-- Start Recorded data --
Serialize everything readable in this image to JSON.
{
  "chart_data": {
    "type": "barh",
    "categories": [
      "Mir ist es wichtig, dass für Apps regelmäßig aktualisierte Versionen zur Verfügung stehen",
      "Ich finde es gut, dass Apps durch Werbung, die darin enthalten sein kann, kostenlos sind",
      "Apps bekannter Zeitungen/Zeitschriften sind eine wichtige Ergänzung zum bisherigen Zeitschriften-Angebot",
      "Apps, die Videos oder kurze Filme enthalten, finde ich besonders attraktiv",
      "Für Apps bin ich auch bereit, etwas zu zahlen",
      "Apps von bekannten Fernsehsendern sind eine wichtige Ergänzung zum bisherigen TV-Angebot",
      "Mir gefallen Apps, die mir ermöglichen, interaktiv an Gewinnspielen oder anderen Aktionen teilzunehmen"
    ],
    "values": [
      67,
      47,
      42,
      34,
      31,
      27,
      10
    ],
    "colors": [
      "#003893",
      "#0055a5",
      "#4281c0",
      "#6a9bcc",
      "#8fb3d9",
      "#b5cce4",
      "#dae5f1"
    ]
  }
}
-- End Recorded data --
-- Start Recorded data --
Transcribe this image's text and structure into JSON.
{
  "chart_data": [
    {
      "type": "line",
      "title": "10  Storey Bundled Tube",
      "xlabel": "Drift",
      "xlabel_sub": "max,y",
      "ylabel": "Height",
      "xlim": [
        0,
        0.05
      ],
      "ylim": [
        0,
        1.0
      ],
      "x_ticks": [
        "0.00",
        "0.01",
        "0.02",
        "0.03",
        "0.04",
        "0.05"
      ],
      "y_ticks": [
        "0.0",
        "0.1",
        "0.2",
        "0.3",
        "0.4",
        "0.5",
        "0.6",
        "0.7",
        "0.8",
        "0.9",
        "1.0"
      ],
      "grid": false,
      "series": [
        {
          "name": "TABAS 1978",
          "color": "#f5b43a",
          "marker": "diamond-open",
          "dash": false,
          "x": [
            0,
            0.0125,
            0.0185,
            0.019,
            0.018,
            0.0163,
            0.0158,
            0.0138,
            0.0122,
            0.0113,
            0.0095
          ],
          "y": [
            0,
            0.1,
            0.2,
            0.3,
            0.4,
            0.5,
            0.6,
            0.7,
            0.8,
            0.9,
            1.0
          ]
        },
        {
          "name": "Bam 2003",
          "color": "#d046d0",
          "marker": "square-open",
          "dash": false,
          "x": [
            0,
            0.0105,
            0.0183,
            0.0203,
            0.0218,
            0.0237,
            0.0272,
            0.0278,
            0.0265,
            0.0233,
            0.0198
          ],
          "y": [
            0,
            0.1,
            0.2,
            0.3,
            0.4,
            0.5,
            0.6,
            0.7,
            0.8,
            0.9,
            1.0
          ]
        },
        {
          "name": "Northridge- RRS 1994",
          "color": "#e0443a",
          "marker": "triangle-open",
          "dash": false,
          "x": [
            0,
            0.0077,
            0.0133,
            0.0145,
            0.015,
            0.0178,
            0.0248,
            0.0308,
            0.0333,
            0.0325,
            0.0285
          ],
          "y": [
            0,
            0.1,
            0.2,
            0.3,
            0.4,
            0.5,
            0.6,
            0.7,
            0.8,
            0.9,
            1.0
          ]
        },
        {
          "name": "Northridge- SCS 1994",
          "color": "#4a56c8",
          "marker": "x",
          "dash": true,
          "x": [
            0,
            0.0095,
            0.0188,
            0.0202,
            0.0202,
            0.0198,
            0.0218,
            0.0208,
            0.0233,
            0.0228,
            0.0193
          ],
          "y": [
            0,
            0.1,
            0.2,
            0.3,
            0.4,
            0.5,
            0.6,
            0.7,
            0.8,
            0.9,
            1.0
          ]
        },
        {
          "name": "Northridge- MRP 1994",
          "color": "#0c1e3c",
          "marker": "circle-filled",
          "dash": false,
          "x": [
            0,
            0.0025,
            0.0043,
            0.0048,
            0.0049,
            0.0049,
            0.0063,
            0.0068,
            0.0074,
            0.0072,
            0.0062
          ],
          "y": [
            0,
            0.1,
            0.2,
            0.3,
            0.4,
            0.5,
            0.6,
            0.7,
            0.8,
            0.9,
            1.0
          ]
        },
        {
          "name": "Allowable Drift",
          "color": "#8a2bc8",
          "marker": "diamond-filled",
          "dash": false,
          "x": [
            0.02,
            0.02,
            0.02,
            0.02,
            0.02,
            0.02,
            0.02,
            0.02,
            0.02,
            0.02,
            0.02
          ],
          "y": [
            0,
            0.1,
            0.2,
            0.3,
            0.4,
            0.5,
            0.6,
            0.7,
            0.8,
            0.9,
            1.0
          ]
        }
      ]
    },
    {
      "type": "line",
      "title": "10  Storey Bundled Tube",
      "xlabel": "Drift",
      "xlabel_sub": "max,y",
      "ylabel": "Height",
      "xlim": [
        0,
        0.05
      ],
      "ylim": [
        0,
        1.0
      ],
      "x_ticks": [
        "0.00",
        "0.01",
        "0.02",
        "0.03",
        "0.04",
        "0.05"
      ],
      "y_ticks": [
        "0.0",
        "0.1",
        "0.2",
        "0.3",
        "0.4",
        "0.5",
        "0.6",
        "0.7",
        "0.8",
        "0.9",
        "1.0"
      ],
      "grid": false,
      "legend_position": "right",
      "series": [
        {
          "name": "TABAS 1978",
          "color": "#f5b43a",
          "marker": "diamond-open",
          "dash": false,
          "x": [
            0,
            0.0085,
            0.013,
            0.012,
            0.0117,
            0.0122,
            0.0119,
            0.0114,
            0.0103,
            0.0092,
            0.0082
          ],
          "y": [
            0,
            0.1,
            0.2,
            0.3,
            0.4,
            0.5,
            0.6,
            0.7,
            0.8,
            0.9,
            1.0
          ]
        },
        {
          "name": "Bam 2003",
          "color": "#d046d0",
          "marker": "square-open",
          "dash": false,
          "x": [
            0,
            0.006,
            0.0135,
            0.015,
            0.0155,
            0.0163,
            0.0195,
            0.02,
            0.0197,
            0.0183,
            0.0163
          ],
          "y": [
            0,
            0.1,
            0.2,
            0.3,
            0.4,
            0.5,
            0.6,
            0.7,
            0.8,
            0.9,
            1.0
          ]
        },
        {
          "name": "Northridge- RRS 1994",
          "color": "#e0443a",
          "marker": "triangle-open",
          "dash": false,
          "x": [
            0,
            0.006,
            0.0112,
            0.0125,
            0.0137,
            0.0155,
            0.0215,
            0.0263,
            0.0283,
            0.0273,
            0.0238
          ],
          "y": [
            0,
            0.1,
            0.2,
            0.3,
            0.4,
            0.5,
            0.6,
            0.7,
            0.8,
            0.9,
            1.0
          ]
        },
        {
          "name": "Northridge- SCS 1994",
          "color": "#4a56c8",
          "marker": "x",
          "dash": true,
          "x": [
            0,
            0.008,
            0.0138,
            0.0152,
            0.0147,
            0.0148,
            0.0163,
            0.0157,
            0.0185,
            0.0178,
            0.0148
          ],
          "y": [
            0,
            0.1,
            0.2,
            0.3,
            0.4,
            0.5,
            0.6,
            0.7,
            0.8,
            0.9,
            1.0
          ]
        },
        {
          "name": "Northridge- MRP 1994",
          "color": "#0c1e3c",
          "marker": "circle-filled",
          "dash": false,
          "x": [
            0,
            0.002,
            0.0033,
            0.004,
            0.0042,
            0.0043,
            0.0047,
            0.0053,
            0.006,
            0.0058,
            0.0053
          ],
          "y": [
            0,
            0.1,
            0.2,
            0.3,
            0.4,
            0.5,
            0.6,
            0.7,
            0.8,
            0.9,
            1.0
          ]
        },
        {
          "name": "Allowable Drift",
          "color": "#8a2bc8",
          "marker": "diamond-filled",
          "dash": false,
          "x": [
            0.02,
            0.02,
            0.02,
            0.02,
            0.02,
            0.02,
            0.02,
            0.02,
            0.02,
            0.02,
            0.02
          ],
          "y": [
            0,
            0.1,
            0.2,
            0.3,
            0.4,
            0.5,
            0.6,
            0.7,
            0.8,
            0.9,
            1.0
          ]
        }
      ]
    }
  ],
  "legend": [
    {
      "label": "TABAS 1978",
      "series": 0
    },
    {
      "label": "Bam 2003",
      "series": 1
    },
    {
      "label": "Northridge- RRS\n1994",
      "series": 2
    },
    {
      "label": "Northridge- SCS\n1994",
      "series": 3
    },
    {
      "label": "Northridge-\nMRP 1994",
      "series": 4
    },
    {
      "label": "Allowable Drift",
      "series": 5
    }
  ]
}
-- End Recorded data --
— Work instructions —
Look for "finde" and pull out every line that has it.

— Response to the task —
      "Ich finde es gut, dass Apps durch Werbung, die darin enthalten sein kann, kostenlos sind",
      "Apps, die Videos oder kurze Filme enthalten, finde ich besonders attraktiv",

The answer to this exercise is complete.